### PROVIDED MATERIAL:
--*--
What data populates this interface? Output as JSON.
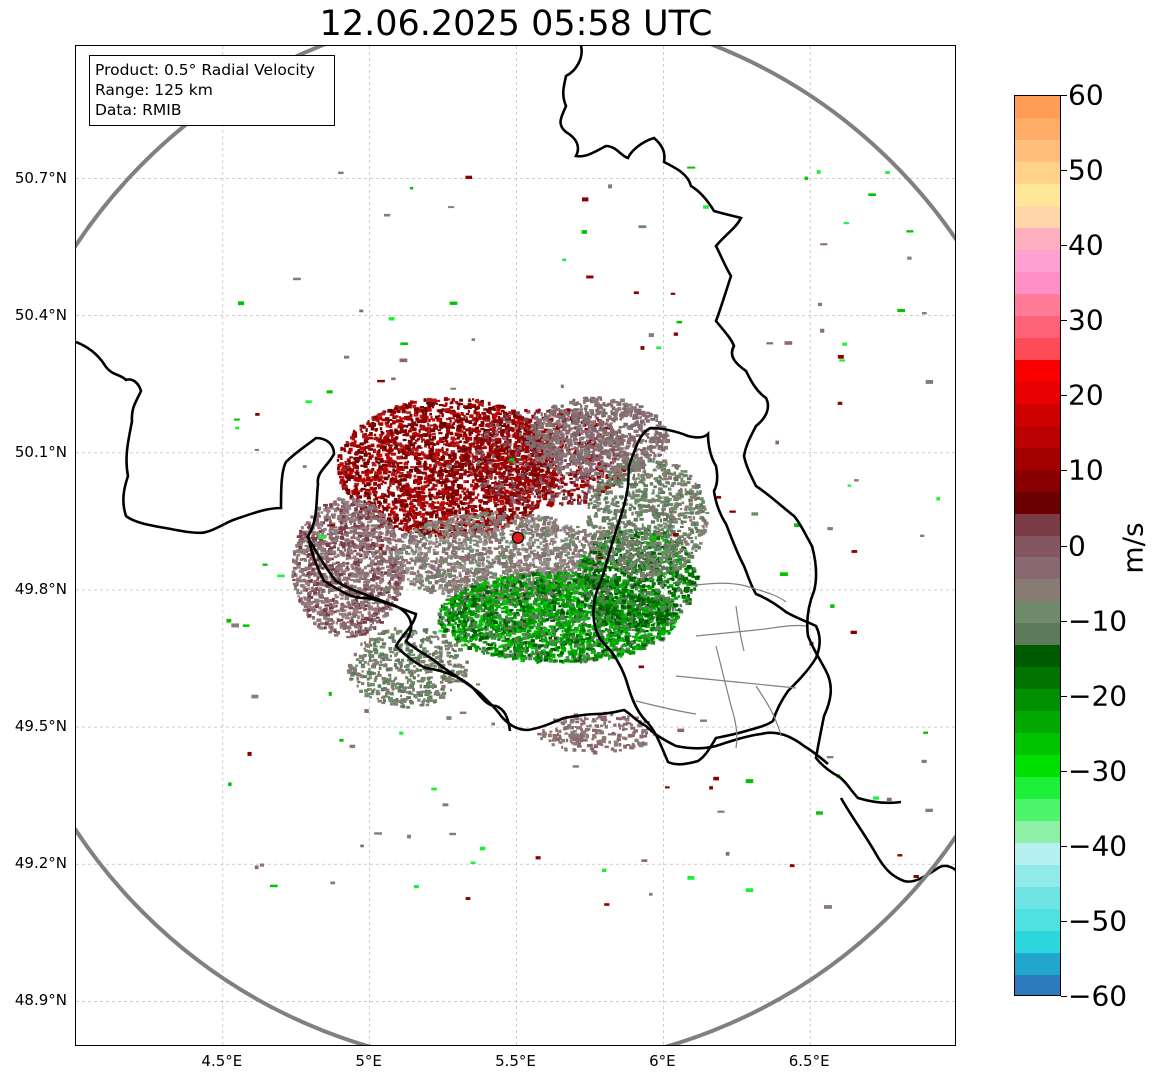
{
  "title": "12.06.2025 05:58 UTC",
  "info": {
    "product": "Product: 0.5° Radial Velocity",
    "range": "Range: 125 km",
    "data": "Data: RMIB"
  },
  "map": {
    "lat_ticks": [
      {
        "value": 50.7,
        "label": "50.7°N"
      },
      {
        "value": 50.4,
        "label": "50.4°N"
      },
      {
        "value": 50.1,
        "label": "50.1°N"
      },
      {
        "value": 49.8,
        "label": "49.8°N"
      },
      {
        "value": 49.5,
        "label": "49.5°N"
      },
      {
        "value": 49.2,
        "label": "49.2°N"
      },
      {
        "value": 48.9,
        "label": "48.9°N"
      }
    ],
    "lon_ticks": [
      {
        "value": 4.5,
        "label": "4.5°E"
      },
      {
        "value": 5.0,
        "label": "5°E"
      },
      {
        "value": 5.5,
        "label": "5.5°E"
      },
      {
        "value": 6.0,
        "label": "6°E"
      },
      {
        "value": 6.5,
        "label": "6.5°E"
      }
    ],
    "extent": {
      "lon": [
        4.0,
        7.0
      ],
      "lat": [
        48.8,
        50.99
      ]
    },
    "radar_site": {
      "lon": 5.505,
      "lat": 49.914
    },
    "range_circle_color": "#808080",
    "radar_marker_color": "#e21b1b"
  },
  "colorbar": {
    "unit": "m/s",
    "min": -60,
    "max": 60,
    "ticks": [
      {
        "value": 60,
        "label": "60"
      },
      {
        "value": 50,
        "label": "50"
      },
      {
        "value": 40,
        "label": "40"
      },
      {
        "value": 30,
        "label": "30"
      },
      {
        "value": 20,
        "label": "20"
      },
      {
        "value": 10,
        "label": "10"
      },
      {
        "value": 0,
        "label": "0"
      },
      {
        "value": -10,
        "label": "−10"
      },
      {
        "value": -20,
        "label": "−20"
      },
      {
        "value": -30,
        "label": "−30"
      },
      {
        "value": -40,
        "label": "−40"
      },
      {
        "value": -50,
        "label": "−50"
      },
      {
        "value": -60,
        "label": "−60"
      }
    ],
    "stops": [
      "#2b7bbd",
      "#22a6cb",
      "#2bd6dc",
      "#4fe0e0",
      "#6fe4e4",
      "#91eaea",
      "#b6f0f0",
      "#8ef0a5",
      "#4df56d",
      "#1ef03a",
      "#00e000",
      "#00c400",
      "#00a800",
      "#008f00",
      "#007300",
      "#005a00",
      "#5c7b5a",
      "#6f8a6a",
      "#8a7a74",
      "#8a6872",
      "#865562",
      "#7a3c46",
      "#6b0000",
      "#8a0000",
      "#a40000",
      "#bb0000",
      "#d10000",
      "#e60000",
      "#fa0000",
      "#ff4a57",
      "#ff6277",
      "#ff7b98",
      "#ff8fc7",
      "#ff9fd2",
      "#ffb0c0",
      "#ffd7a8",
      "#ffe79a",
      "#ffd18a",
      "#ffbf7a",
      "#ffad66",
      "#ff9c55"
    ]
  }
}
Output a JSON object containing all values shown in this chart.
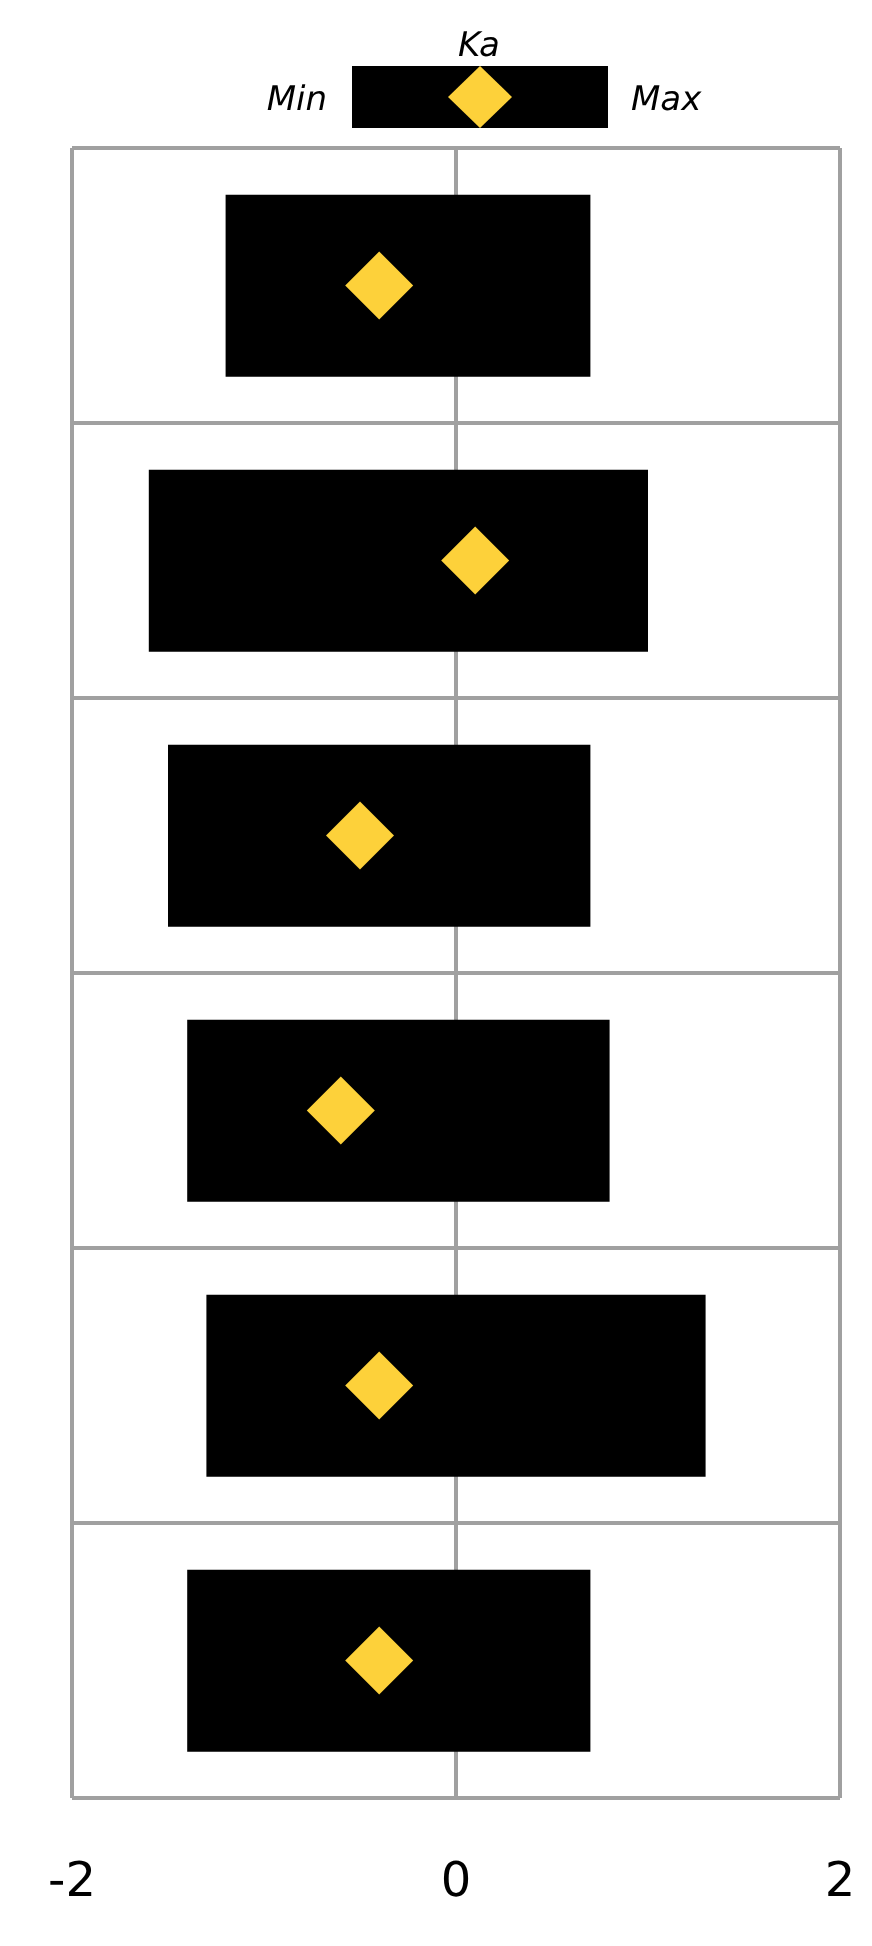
--*--
Search the listing above for the string "data". Copy every line that contains it.

What data populates this interface? Output as JSON.
    "data": "Data: RMIB"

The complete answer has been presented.